(Dataset items)

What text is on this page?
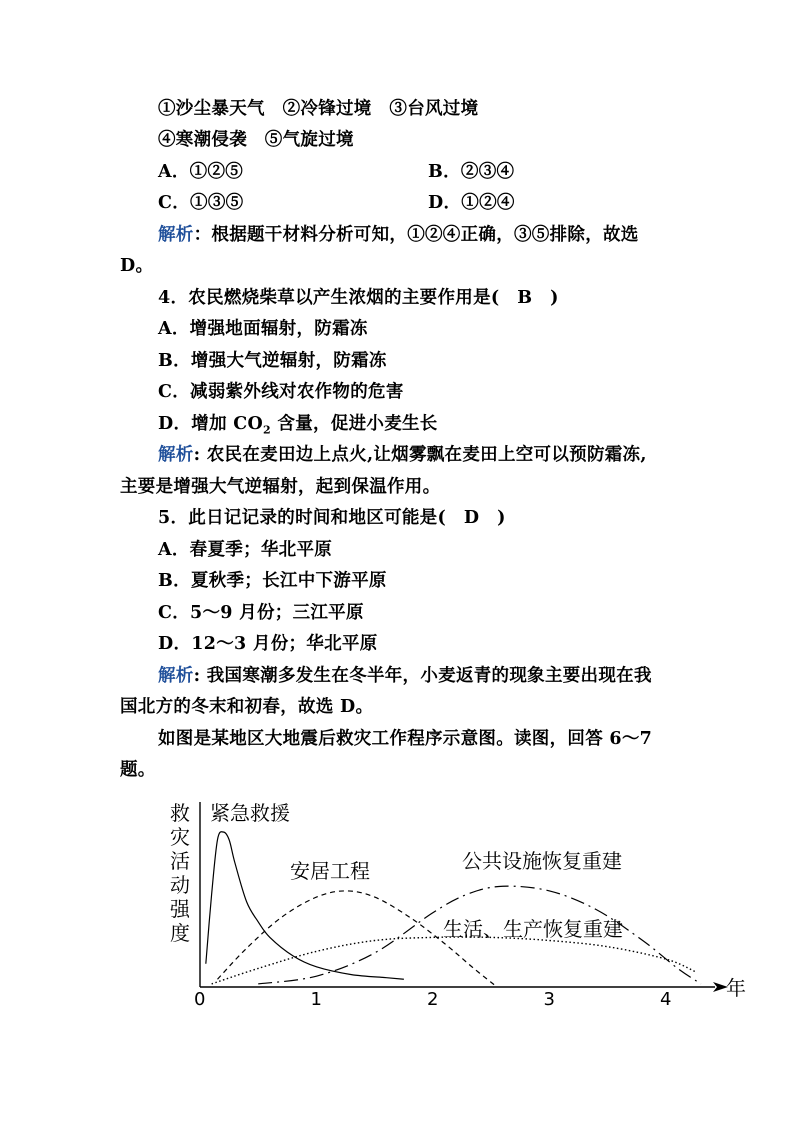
①沙尘暴天气　②冷锋过境　③台风过境
④寒潮侵袭　⑤气旋过境
A．①②⑤	B．②③④
C．①③⑤	D．①②④
解析：根据题干材料分析可知，①②④正确，③⑤排除，故选
D。
4．农民燃烧柴草以产生浓烟的主要作用是(　B　)
A．增强地面辐射，防霜冻
B．增强大气逆辐射，防霜冻
C．减弱紫外线对农作物的危害
D．增加 $CO_2$ 含量，促进小麦生长
解析: 农民在麦田边上点火,让烟雾飘在麦田上空可以预防霜冻,
主要是增强大气逆辐射，起到保温作用。
5．此日记记录的时间和地区可能是(　D　)
A．春夏季；华北平原
B．夏秋季；长江中下游平原
C．5～9 月份；三江平原
D．12～3 月份；华北平原
解析: 我国寒潮多发生在冬半年，小麦返青的现象主要出现在我
国北方的冬末和初春，故选 D。
如图是某地区大地震后救灾工作程序示意图。读图，回答 6～7
题。
救
灾
活
动
强
度
年
0	1	2	3	4
紧急救援
安居工程	公共设施恢复重建
生活、生产恢复重建
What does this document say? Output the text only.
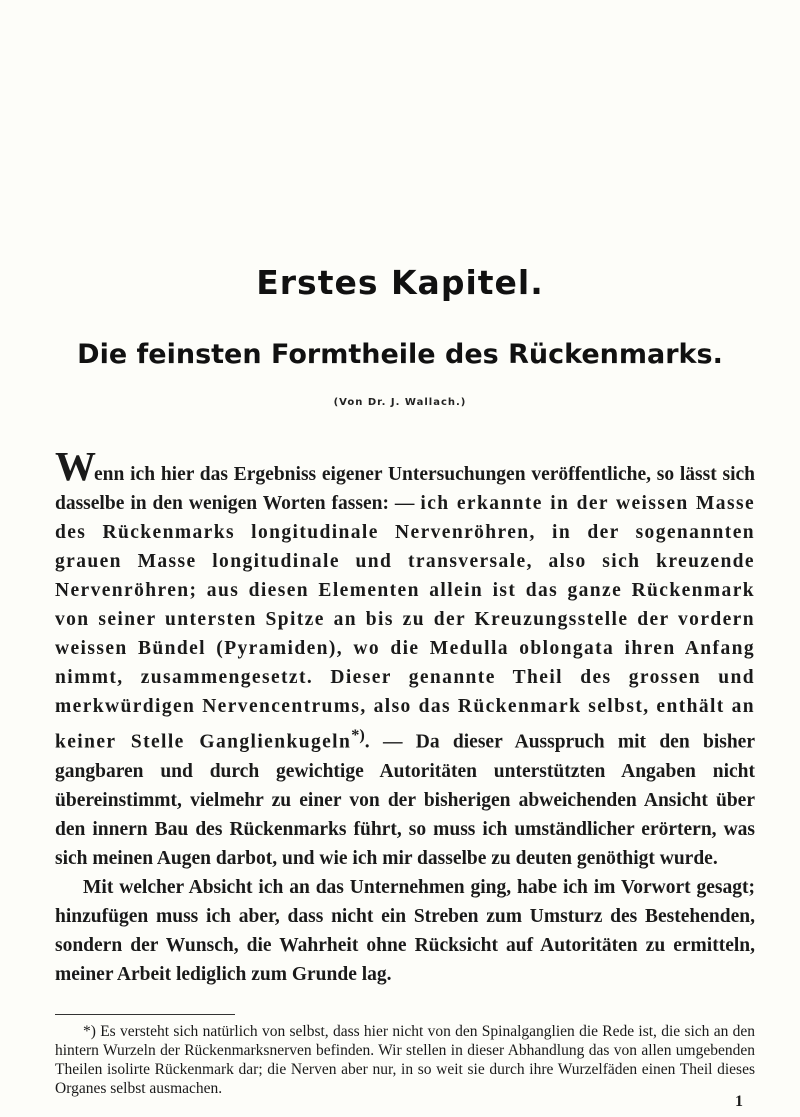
Erstes Kapitel.
Die feinsten Formtheile des Rückenmarks.
(Von Dr. J. Wallach.)

Wenn ich hier das Ergebniss eigener Untersuchungen veröffentliche, so lässt sich dasselbe in den wenigen Worten fassen: — ich erkannte in der weissen Masse des Rückenmarks longitudinale Nervenröhren, in der sogenannten grauen Masse longitudinale und transversale, also sich kreuzende Nervenröhren; aus diesen Elementen allein ist das ganze Rückenmark von seiner untersten Spitze an bis zu der Kreuzungsstelle der vordern weissen Bündel (Pyramiden), wo die Medulla oblongata ihren Anfang nimmt, zusammengesetzt. Dieser genannte Theil des grossen und merkwürdigen Nervencentrums, also das Rückenmark selbst, enthält an keiner Stelle Ganglienkugeln*). — Da dieser Ausspruch mit den bisher gangbaren und durch gewichtige Autoritäten unterstützten Angaben nicht übereinstimmt, vielmehr zu einer von der bisherigen abweichenden Ansicht über den innern Bau des Rückenmarks führt, so muss ich umständlicher erörtern, was sich meinen Augen darbot, und wie ich mir dasselbe zu deuten genöthigt wurde.

Mit welcher Absicht ich an das Unternehmen ging, habe ich im Vorwort gesagt; hinzufügen muss ich aber, dass nicht ein Streben zum Umsturz des Bestehenden, sondern der Wunsch, die Wahrheit ohne Rücksicht auf Autoritäten zu ermitteln, meiner Arbeit lediglich zum Grunde lag.

*) Es versteht sich natürlich von selbst, dass hier nicht von den Spinalganglien die Rede ist, die sich an den hintern Wurzeln der Rückenmarksnerven befinden. Wir stellen in dieser Abhandlung das von allen umgebenden Theilen isolirte Rückenmark dar; die Nerven aber nur, in so weit sie durch ihre Wurzelfäden einen Theil dieses Organes selbst ausmachen.

1
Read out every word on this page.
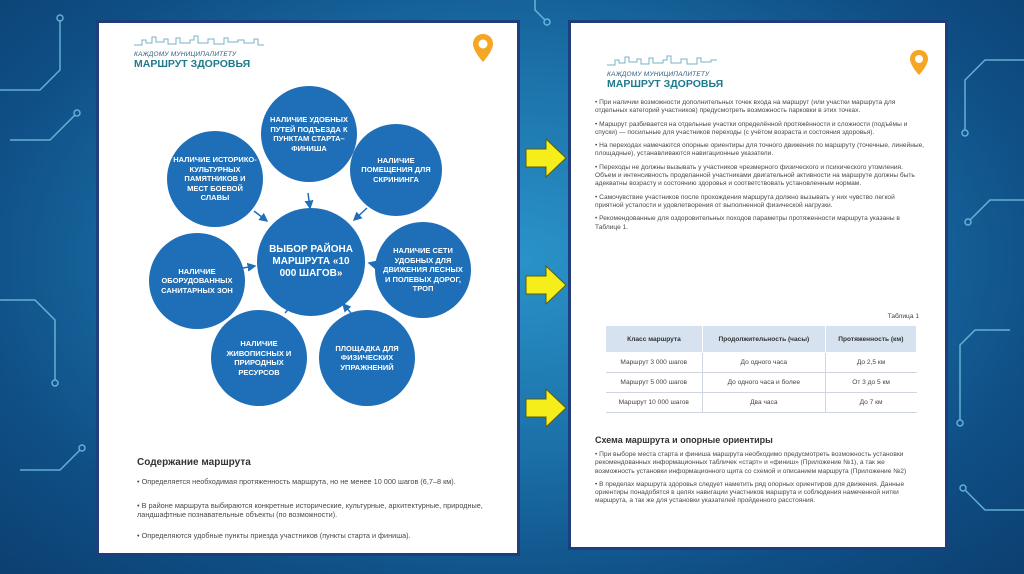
КАЖДОМУ МУНИЦИПАЛИТЕТУ
МАРШРУТ ЗДОРОВЬЯ
ВЫБОР РАЙОНА МАРШРУТА «10 000 ШАГОВ»
НАЛИЧИЕ УДОБНЫХ ПУТЕЙ ПОДЪЕЗДА К ПУНКТАМ СТАРТА–ФИНИША
НАЛИЧИЕ ПОМЕЩЕНИЯ ДЛЯ СКРИНИНГА
НАЛИЧИЕ СЕТИ УДОБНЫХ ДЛЯ ДВИЖЕНИЯ ЛЕСНЫХ И ПОЛЕВЫХ ДОРОГ, ТРОП
ПЛОЩАДКА ДЛЯ ФИЗИЧЕСКИХ УПРАЖНЕНИЙ
НАЛИЧИЕ ЖИВОПИСНЫХ И ПРИРОДНЫХ РЕСУРСОВ
НАЛИЧИЕ ОБОРУДОВАННЫХ САНИТАРНЫХ ЗОН
НАЛИЧИЕ ИСТОРИКО-КУЛЬТУРНЫХ ПАМЯТНИКОВ И МЕСТ БОЕВОЙ СЛАВЫ
Содержание маршрута
• Определяется необходимая протяженность маршрута, но не менее 10 000 шагов (6,7–8 км).
• В районе маршрута выбираются конкретные исторические, культурные, архитектурные, природные, ландшафтные познавательные объекты (по возможности).
• Определяются удобные пункты приезда участников (пункты старта и финиша).
КАЖДОМУ МУНИЦИПАЛИТЕТУ
МАРШРУТ ЗДОРОВЬЯ
• При наличии возможности дополнительных точек входа на маршрут (или участки маршрута для отдельных категорий участников) предусмотреть возможность парковки в этих точках.
• Маршрут разбивается на отдельные участки определённой протяжённости и сложности (подъёмы и спуски) — посильные для участников переходы (с учётом возраста и состояния здоровья).
• На переходах намечаются опорные ориентиры для точного движения по маршруту (точечные, линейные, площадные), устанавливаются навигационные указатели.
• Переходы не должны вызывать у участников чрезмерного физического и психического утомления. Объем и интенсивность проделанной участниками двигательной активности на маршруте должны быть адекватны возрасту и состоянию здоровья и соответствовать установленным нормам.
• Самочувствие участников после прохождения маршрута должно вызывать у них чувство легкой приятной усталости и удовлетворения от выполненной физической нагрузки.
• Рекомендованные для оздоровительных походов параметры протяженности маршрута указаны в Таблице 1.
Таблица 1
Класс маршрута	Продолжительность (часы)	Протяженность (км)
Маршрут 3 000 шагов	До одного часа	До 2,5 км
Маршрут 5 000 шагов	До одного часа и более	От 3 до 5 км
Маршрут 10 000 шагов	Два часа	До 7 км
Схема маршрута и опорные ориентиры
• При выборе места старта и финиша маршрута необходимо предусмотреть возможность установки рекомендованных информационных табличек «старт» и «финиш» (Приложение №1), а так же возможность установки информационного щита со схемой и описанием маршрута (Приложение №2)
• В пределах маршрута здоровья следует наметить ряд опорных ориентиров для движения. Данные ориентиры понадобятся в целях навигации участников маршрута и соблюдения намеченной нитки маршрута, а так же для установки указателей пройденного расстояния.
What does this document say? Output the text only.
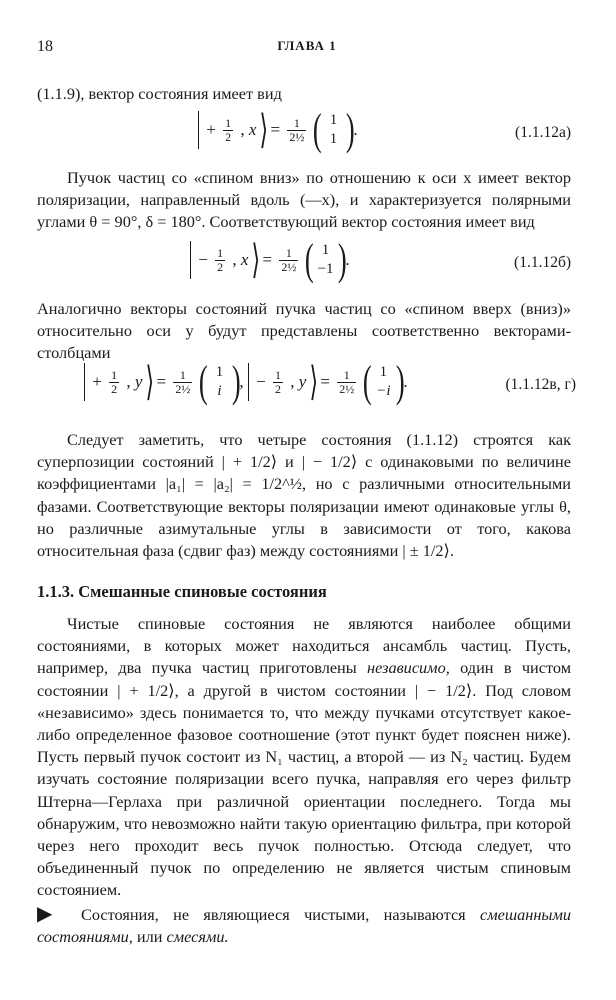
18	ГЛАВА 1

(1.1.9), вектор состояния имеет вид

+ $\frac{1}{2}$ , x ⟩ = $\frac{1}{\text{2½}}$ ( 1
1 ).	(1.1.12а)

Пучок частиц со «спином вниз» по отношению к оси x имеет вектор поляризации, направленный вдоль (—x), и характеризуется полярными углами θ = 90°, δ = 180°. Соответствующий вектор состояния имеет вид

− $\frac{1}{2}$ , x ⟩ = $\frac{1}{\text{2½}}$ ( 1
−1 ).	(1.1.12б)

Аналогично векторы состояний пучка частиц со «спином вверх (вниз)» относительно оси y будут представлены соответственно векторами-столбцами

+ $\frac{1}{2}$ , y ⟩ = $\frac{1}{\text{2½}}$ ( 1
i ), − $\frac{1}{2}$ , y ⟩ = $\frac{1}{\text{2½}}$ ( 1
−i ).	(1.1.12в, г)

Следует заметить, что четыре состояния (1.1.12) строятся как суперпозиции состояний | + 1/2⟩ и | − 1/2⟩ с одинаковыми по величине коэффициентами |a₁| = |a₂| = 1/2^½, но с различными относительными фазами. Соответствующие векторы поляризации имеют одинаковые углы θ, но различные азимутальные углы в зависимости от того, какова относительная фаза (сдвиг фаз) между состояниями | ± 1/2⟩.

1.1.3. Смешанные спиновые состояния

Чистые спиновые состояния не являются наиболее общими состояниями, в которых может находиться ансамбль частиц. Пусть, например, два пучка частиц приготовлены независимо, один в чистом состоянии | + 1/2⟩, а другой в чистом состоянии | − 1/2⟩. Под словом «независимо» здесь понимается то, что между пучками отсутствует какое-либо определенное фазовое соотношение (этот пункт будет пояснен ниже). Пусть первый пучок состоит из N₁ частиц, а второй — из N₂ частиц. Будем изучать состояние поляризации всего пучка, направляя его через фильтр Штерна—Герлаха при различной ориентации последнего. Тогда мы обнаружим, что невозможно найти такую ориентацию фильтра, при которой через него проходит весь пучок полностью. Отсюда следует, что объединенный пучок по определению не является чистым спиновым состоянием.

▶ Состояния, не являющиеся чистыми, называются смешанными состояниями, или смесями.
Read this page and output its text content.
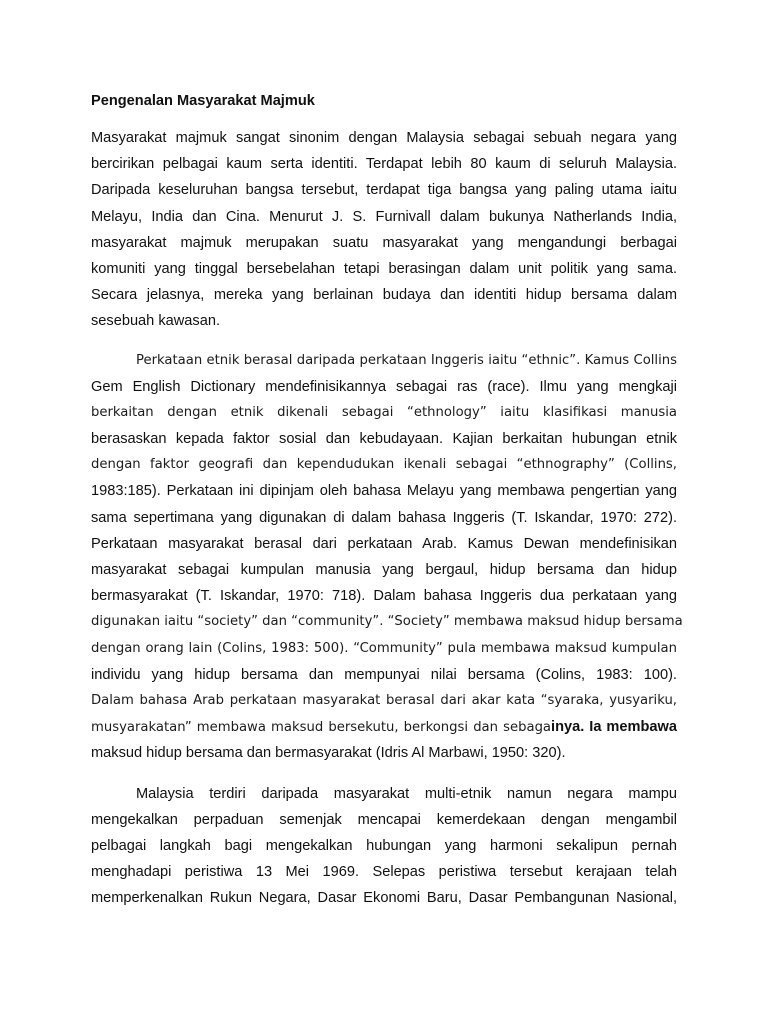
Pengenalan Masyarakat Majmuk
Masyarakat majmuk sangat sinonim dengan Malaysia sebagai sebuah negara yang
bercirikan pelbagai kaum serta identiti. Terdapat lebih 80 kaum di seluruh Malaysia.
Daripada keseluruhan bangsa tersebut, terdapat tiga bangsa yang paling utama iaitu
Melayu, India dan Cina. Menurut J. S. Furnivall dalam bukunya Natherlands India,
masyarakat majmuk merupakan suatu masyarakat yang mengandungi berbagai
komuniti yang tinggal bersebelahan tetapi berasingan dalam unit politik yang sama.
Secara jelasnya, mereka yang berlainan budaya dan identiti hidup bersama dalam
sesebuah kawasan.
Perkataan etnik berasal daripada perkataan Inggeris iaitu “ethnic”. Kamus Collins
Gem English Dictionary mendefinisikannya sebagai ras (race). Ilmu yang mengkaji
berkaitan dengan etnik dikenali sebagai “ethnology” iaitu klasifikasi manusia
berasaskan kepada faktor sosial dan kebudayaan. Kajian berkaitan hubungan etnik
dengan faktor geografi dan kependudukan ikenali sebagai “ethnography” (Collins,
1983:185). Perkataan ini dipinjam oleh bahasa Melayu yang membawa pengertian yang
sama sepertimana yang digunakan di dalam bahasa Inggeris (T. Iskandar, 1970: 272).
Perkataan masyarakat berasal dari perkataan Arab. Kamus Dewan mendefinisikan
masyarakat sebagai kumpulan manusia yang bergaul, hidup bersama dan hidup
bermasyarakat (T. Iskandar, 1970: 718). Dalam bahasa Inggeris dua perkataan yang
digunakan iaitu “society” dan “community”. “Society” membawa maksud hidup bersama
dengan orang lain (Colins, 1983: 500). “Community” pula membawa maksud kumpulan
individu yang hidup bersama dan mempunyai nilai bersama (Colins, 1983: 100).
Dalam bahasa Arab perkataan masyarakat berasal dari akar kata “syaraka, yusyariku,
musyarakatan” membawa maksud bersekutu, berkongsi dan sebagainya. Ia membawa
maksud hidup bersama dan bermasyarakat (Idris Al Marbawi, 1950: 320).
Malaysia terdiri daripada masyarakat multi-etnik namun negara mampu
mengekalkan perpaduan semenjak mencapai kemerdekaan dengan mengambil
pelbagai langkah bagi mengekalkan hubungan yang harmoni sekalipun pernah
menghadapi peristiwa 13 Mei 1969. Selepas peristiwa tersebut kerajaan telah
memperkenalkan Rukun Negara, Dasar Ekonomi Baru, Dasar Pembangunan Nasional,
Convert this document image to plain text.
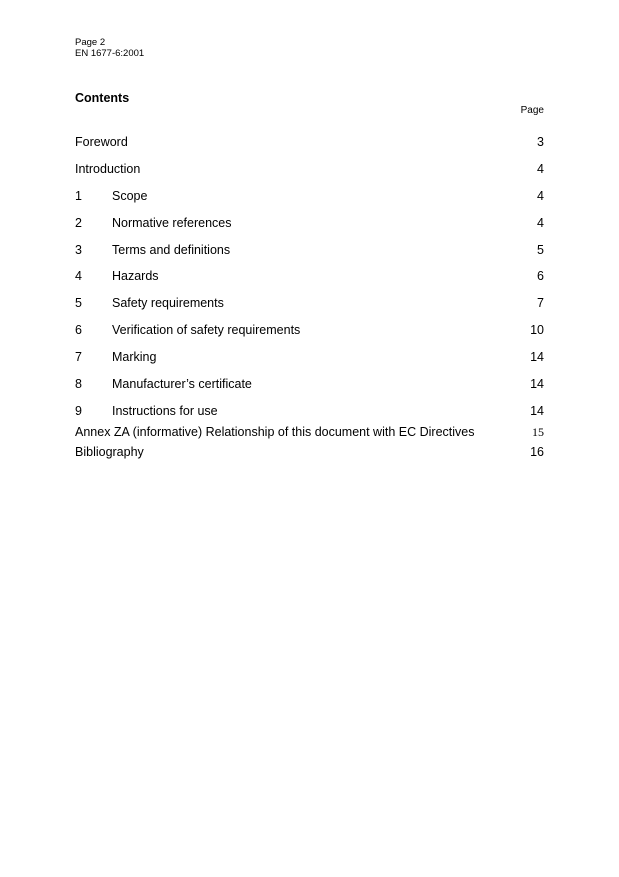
Page 2
EN 1677-6:2001
Contents
Page
Foreword	3
Introduction	4
1 Scope	4
2 Normative references	4
3 Terms and definitions	5
4 Hazards	6
5 Safety requirements	7
6 Verification of safety requirements	10
7 Marking	14
8 Manufacturer’s certificate	14
9 Instructions for use	14
Annex ZA (informative) Relationship of this document with EC Directives	15
Bibliography	16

▸ **EXERCISE**
Starting at the line that holds "Convert this document image to plain text.", repeat every line through the end of the listing exactly as written, skipping any picture.

▸ **SOLVED EXERCISE**
Convert this document image to plain text.
Page 2
EN 1677-6:2001
Contents
Page
Foreword	3
Introduction	4
1 Scope	4
2 Normative references	4
3 Terms and definitions	5
4 Hazards	6
5 Safety requirements	7
6 Verification of safety requirements	10
7 Marking	14
8 Manufacturer’s certificate	14
9 Instructions for use	14
Annex ZA (informative) Relationship of this document with EC Directives	15
Bibliography	16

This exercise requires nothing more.